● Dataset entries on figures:
------------------------------
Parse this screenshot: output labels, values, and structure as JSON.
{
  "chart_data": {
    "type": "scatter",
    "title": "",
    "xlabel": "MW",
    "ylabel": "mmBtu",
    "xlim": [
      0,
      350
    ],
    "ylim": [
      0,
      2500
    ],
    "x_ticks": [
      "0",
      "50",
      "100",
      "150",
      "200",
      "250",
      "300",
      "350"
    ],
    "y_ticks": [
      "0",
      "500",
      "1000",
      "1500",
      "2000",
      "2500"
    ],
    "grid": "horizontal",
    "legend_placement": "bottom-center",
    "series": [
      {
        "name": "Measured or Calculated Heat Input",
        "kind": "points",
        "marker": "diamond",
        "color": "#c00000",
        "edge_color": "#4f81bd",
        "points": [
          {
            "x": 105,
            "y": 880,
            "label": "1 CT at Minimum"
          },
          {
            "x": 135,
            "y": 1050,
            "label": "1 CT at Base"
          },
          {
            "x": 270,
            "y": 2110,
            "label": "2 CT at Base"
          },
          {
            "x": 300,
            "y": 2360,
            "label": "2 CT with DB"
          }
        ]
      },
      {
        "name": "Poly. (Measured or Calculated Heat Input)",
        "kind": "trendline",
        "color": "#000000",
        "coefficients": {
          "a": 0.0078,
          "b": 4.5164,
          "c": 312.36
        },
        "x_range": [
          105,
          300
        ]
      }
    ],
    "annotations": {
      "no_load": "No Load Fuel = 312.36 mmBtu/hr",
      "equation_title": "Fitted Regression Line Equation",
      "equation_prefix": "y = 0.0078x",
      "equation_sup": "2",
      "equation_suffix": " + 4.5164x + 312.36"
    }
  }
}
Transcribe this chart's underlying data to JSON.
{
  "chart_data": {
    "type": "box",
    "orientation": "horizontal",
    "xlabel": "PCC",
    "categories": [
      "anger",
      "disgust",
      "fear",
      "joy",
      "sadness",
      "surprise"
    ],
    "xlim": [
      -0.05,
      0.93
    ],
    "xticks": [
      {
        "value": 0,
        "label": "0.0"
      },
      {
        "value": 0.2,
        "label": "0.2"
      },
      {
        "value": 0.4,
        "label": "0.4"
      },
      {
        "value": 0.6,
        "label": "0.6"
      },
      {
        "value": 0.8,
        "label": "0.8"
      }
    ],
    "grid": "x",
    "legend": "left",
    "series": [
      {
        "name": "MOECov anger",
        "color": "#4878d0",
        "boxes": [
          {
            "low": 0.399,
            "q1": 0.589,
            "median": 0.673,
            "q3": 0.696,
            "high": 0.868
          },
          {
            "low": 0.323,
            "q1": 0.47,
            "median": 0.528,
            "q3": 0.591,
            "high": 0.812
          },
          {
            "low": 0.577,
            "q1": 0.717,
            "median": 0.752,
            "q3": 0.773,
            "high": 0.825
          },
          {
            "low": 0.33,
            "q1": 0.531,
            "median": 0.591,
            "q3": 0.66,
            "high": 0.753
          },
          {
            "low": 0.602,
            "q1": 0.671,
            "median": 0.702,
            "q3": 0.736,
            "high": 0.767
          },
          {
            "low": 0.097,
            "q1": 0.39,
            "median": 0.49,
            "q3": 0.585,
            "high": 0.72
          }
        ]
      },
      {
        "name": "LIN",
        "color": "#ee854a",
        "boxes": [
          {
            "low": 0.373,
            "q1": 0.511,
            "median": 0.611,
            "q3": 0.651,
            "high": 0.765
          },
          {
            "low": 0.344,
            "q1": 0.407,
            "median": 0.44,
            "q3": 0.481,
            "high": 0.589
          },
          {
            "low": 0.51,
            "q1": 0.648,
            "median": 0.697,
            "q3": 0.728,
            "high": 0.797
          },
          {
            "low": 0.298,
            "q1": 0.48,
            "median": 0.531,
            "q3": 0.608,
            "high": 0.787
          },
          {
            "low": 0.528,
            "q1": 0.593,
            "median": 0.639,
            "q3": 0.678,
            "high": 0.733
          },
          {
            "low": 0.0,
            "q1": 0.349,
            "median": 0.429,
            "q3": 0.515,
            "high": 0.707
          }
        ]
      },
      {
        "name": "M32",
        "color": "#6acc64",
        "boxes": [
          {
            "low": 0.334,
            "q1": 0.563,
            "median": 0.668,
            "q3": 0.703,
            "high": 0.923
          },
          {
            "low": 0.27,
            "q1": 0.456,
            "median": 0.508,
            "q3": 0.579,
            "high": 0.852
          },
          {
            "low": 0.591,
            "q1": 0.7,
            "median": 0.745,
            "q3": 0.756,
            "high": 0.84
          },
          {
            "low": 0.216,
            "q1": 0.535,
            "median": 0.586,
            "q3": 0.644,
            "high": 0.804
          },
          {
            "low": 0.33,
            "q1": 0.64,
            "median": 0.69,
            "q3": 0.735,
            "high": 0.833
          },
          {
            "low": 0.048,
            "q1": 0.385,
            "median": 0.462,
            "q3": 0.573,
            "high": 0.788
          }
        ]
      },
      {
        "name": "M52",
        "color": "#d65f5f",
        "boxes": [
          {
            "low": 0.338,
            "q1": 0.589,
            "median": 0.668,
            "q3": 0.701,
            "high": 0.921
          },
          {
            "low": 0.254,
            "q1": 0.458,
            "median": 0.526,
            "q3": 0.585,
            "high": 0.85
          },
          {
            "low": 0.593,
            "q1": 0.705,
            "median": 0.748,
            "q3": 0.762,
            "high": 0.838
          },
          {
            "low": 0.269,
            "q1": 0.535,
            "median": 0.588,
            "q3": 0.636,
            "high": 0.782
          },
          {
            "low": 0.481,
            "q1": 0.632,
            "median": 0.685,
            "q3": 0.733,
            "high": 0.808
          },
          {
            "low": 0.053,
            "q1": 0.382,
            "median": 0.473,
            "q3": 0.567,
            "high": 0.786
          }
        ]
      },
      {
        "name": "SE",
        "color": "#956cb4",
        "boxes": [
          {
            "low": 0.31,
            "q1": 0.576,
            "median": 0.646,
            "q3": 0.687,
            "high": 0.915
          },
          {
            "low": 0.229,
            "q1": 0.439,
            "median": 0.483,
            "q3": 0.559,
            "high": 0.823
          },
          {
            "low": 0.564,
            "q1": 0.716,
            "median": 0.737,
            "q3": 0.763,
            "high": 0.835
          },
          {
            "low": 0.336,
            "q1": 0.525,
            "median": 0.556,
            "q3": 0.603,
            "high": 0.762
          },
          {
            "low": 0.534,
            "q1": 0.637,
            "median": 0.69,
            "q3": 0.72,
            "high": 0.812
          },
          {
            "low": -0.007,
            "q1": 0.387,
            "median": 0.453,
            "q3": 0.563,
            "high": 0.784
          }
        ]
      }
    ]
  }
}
------------------------------
● GOAL:
Reproduce the listing in full. Keep it exactly as written.

● RESULT:
Parse this screenshot: output labels, values, and structure as JSON.
{
  "chart_data": {
    "type": "scatter",
    "title": "",
    "xlabel": "MW",
    "ylabel": "mmBtu",
    "xlim": [
      0,
      350
    ],
    "ylim": [
      0,
      2500
    ],
    "x_ticks": [
      "0",
      "50",
      "100",
      "150",
      "200",
      "250",
      "300",
      "350"
    ],
    "y_ticks": [
      "0",
      "500",
      "1000",
      "1500",
      "2000",
      "2500"
    ],
    "grid": "horizontal",
    "legend_placement": "bottom-center",
    "series": [
      {
        "name": "Measured or Calculated Heat Input",
        "kind": "points",
        "marker": "diamond",
        "color": "#c00000",
        "edge_color": "#4f81bd",
        "points": [
          {
            "x": 105,
            "y": 880,
            "label": "1 CT at Minimum"
          },
          {
            "x": 135,
            "y": 1050,
            "label": "1 CT at Base"
          },
          {
            "x": 270,
            "y": 2110,
            "label": "2 CT at Base"
          },
          {
            "x": 300,
            "y": 2360,
            "label": "2 CT with DB"
          }
        ]
      },
      {
        "name": "Poly. (Measured or Calculated Heat Input)",
        "kind": "trendline",
        "color": "#000000",
        "coefficients": {
          "a": 0.0078,
          "b": 4.5164,
          "c": 312.36
        },
        "x_range": [
          105,
          300
        ]
      }
    ],
    "annotations": {
      "no_load": "No Load Fuel = 312.36 mmBtu/hr",
      "equation_title": "Fitted Regression Line Equation",
      "equation_prefix": "y = 0.0078x",
      "equation_sup": "2",
      "equation_suffix": " + 4.5164x + 312.36"
    }
  }
}
Transcribe this chart's underlying data to JSON.
{
  "chart_data": {
    "type": "box",
    "orientation": "horizontal",
    "xlabel": "PCC",
    "categories": [
      "anger",
      "disgust",
      "fear",
      "joy",
      "sadness",
      "surprise"
    ],
    "xlim": [
      -0.05,
      0.93
    ],
    "xticks": [
      {
        "value": 0,
        "label": "0.0"
      },
      {
        "value": 0.2,
        "label": "0.2"
      },
      {
        "value": 0.4,
        "label": "0.4"
      },
      {
        "value": 0.6,
        "label": "0.6"
      },
      {
        "value": 0.8,
        "label": "0.8"
      }
    ],
    "grid": "x",
    "legend": "left",
    "series": [
      {
        "name": "MOECov anger",
        "color": "#4878d0",
        "boxes": [
          {
            "low": 0.399,
            "q1": 0.589,
            "median": 0.673,
            "q3": 0.696,
            "high": 0.868
          },
          {
            "low": 0.323,
            "q1": 0.47,
            "median": 0.528,
            "q3": 0.591,
            "high": 0.812
          },
          {
            "low": 0.577,
            "q1": 0.717,
            "median": 0.752,
            "q3": 0.773,
            "high": 0.825
          },
          {
            "low": 0.33,
            "q1": 0.531,
            "median": 0.591,
            "q3": 0.66,
            "high": 0.753
          },
          {
            "low": 0.602,
            "q1": 0.671,
            "median": 0.702,
            "q3": 0.736,
            "high": 0.767
          },
          {
            "low": 0.097,
            "q1": 0.39,
            "median": 0.49,
            "q3": 0.585,
            "high": 0.72
          }
        ]
      },
      {
        "name": "LIN",
        "color": "#ee854a",
        "boxes": [
          {
            "low": 0.373,
            "q1": 0.511,
            "median": 0.611,
            "q3": 0.651,
            "high": 0.765
          },
          {
            "low": 0.344,
            "q1": 0.407,
            "median": 0.44,
            "q3": 0.481,
            "high": 0.589
          },
          {
            "low": 0.51,
            "q1": 0.648,
            "median": 0.697,
            "q3": 0.728,
            "high": 0.797
          },
          {
            "low": 0.298,
            "q1": 0.48,
            "median": 0.531,
            "q3": 0.608,
            "high": 0.787
          },
          {
            "low": 0.528,
            "q1": 0.593,
            "median": 0.639,
            "q3": 0.678,
            "high": 0.733
          },
          {
            "low": 0.0,
            "q1": 0.349,
            "median": 0.429,
            "q3": 0.515,
            "high": 0.707
          }
        ]
      },
      {
        "name": "M32",
        "color": "#6acc64",
        "boxes": [
          {
            "low": 0.334,
            "q1": 0.563,
            "median": 0.668,
            "q3": 0.703,
            "high": 0.923
          },
          {
            "low": 0.27,
            "q1": 0.456,
            "median": 0.508,
            "q3": 0.579,
            "high": 0.852
          },
          {
            "low": 0.591,
            "q1": 0.7,
            "median": 0.745,
            "q3": 0.756,
            "high": 0.84
          },
          {
            "low": 0.216,
            "q1": 0.535,
            "median": 0.586,
            "q3": 0.644,
            "high": 0.804
          },
          {
            "low": 0.33,
            "q1": 0.64,
            "median": 0.69,
            "q3": 0.735,
            "high": 0.833
          },
          {
            "low": 0.048,
            "q1": 0.385,
            "median": 0.462,
            "q3": 0.573,
            "high": 0.788
          }
        ]
      },
      {
        "name": "M52",
        "color": "#d65f5f",
        "boxes": [
          {
            "low": 0.338,
            "q1": 0.589,
            "median": 0.668,
            "q3": 0.701,
            "high": 0.921
          },
          {
            "low": 0.254,
            "q1": 0.458,
            "median": 0.526,
            "q3": 0.585,
            "high": 0.85
          },
          {
            "low": 0.593,
            "q1": 0.705,
            "median": 0.748,
            "q3": 0.762,
            "high": 0.838
          },
          {
            "low": 0.269,
            "q1": 0.535,
            "median": 0.588,
            "q3": 0.636,
            "high": 0.782
          },
          {
            "low": 0.481,
            "q1": 0.632,
            "median": 0.685,
            "q3": 0.733,
            "high": 0.808
          },
          {
            "low": 0.053,
            "q1": 0.382,
            "median": 0.473,
            "q3": 0.567,
            "high": 0.786
          }
        ]
      },
      {
        "name": "SE",
        "color": "#956cb4",
        "boxes": [
          {
            "low": 0.31,
            "q1": 0.576,
            "median": 0.646,
            "q3": 0.687,
            "high": 0.915
          },
          {
            "low": 0.229,
            "q1": 0.439,
            "median": 0.483,
            "q3": 0.559,
            "high": 0.823
          },
          {
            "low": 0.564,
            "q1": 0.716,
            "median": 0.737,
            "q3": 0.763,
            "high": 0.835
          },
          {
            "low": 0.336,
            "q1": 0.525,
            "median": 0.556,
            "q3": 0.603,
            "high": 0.762
          },
          {
            "low": 0.534,
            "q1": 0.637,
            "median": 0.69,
            "q3": 0.72,
            "high": 0.812
          },
          {
            "low": -0.007,
            "q1": 0.387,
            "median": 0.453,
            "q3": 0.563,
            "high": 0.784
          }
        ]
      }
    ]
  }
}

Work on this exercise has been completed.